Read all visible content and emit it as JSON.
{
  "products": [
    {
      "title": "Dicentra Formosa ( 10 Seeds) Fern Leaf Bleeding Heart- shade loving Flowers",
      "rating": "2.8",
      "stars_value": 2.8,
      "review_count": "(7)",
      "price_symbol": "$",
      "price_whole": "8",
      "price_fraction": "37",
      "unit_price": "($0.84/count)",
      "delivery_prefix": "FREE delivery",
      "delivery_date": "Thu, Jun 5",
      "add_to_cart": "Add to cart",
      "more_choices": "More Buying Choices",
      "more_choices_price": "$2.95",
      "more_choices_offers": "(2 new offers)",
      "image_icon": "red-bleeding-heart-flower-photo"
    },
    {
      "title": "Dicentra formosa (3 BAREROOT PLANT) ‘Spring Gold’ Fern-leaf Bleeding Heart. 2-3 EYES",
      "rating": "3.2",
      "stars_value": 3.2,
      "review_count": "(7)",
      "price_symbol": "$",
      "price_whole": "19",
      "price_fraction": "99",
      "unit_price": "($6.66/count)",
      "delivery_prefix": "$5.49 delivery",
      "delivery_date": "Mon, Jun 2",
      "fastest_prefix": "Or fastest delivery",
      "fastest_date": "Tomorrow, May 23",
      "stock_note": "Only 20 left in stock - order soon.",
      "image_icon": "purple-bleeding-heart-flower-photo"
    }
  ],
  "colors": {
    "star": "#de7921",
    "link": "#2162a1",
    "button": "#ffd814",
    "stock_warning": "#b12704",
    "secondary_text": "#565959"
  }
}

**********

Task objective: Copy the records above exactly as they appear.

Written reply:
Read all visible content and emit it as JSON.
{
  "products": [
    {
      "title": "Dicentra Formosa ( 10 Seeds) Fern Leaf Bleeding Heart- shade loving Flowers",
      "rating": "2.8",
      "stars_value": 2.8,
      "review_count": "(7)",
      "price_symbol": "$",
      "price_whole": "8",
      "price_fraction": "37",
      "unit_price": "($0.84/count)",
      "delivery_prefix": "FREE delivery",
      "delivery_date": "Thu, Jun 5",
      "add_to_cart": "Add to cart",
      "more_choices": "More Buying Choices",
      "more_choices_price": "$2.95",
      "more_choices_offers": "(2 new offers)",
      "image_icon": "red-bleeding-heart-flower-photo"
    },
    {
      "title": "Dicentra formosa (3 BAREROOT PLANT) ‘Spring Gold’ Fern-leaf Bleeding Heart. 2-3 EYES",
      "rating": "3.2",
      "stars_value": 3.2,
      "review_count": "(7)",
      "price_symbol": "$",
      "price_whole": "19",
      "price_fraction": "99",
      "unit_price": "($6.66/count)",
      "delivery_prefix": "$5.49 delivery",
      "delivery_date": "Mon, Jun 2",
      "fastest_prefix": "Or fastest delivery",
      "fastest_date": "Tomorrow, May 23",
      "stock_note": "Only 20 left in stock - order soon.",
      "image_icon": "purple-bleeding-heart-flower-photo"
    }
  ],
  "colors": {
    "star": "#de7921",
    "link": "#2162a1",
    "button": "#ffd814",
    "stock_warning": "#b12704",
    "secondary_text": "#565959"
  }
}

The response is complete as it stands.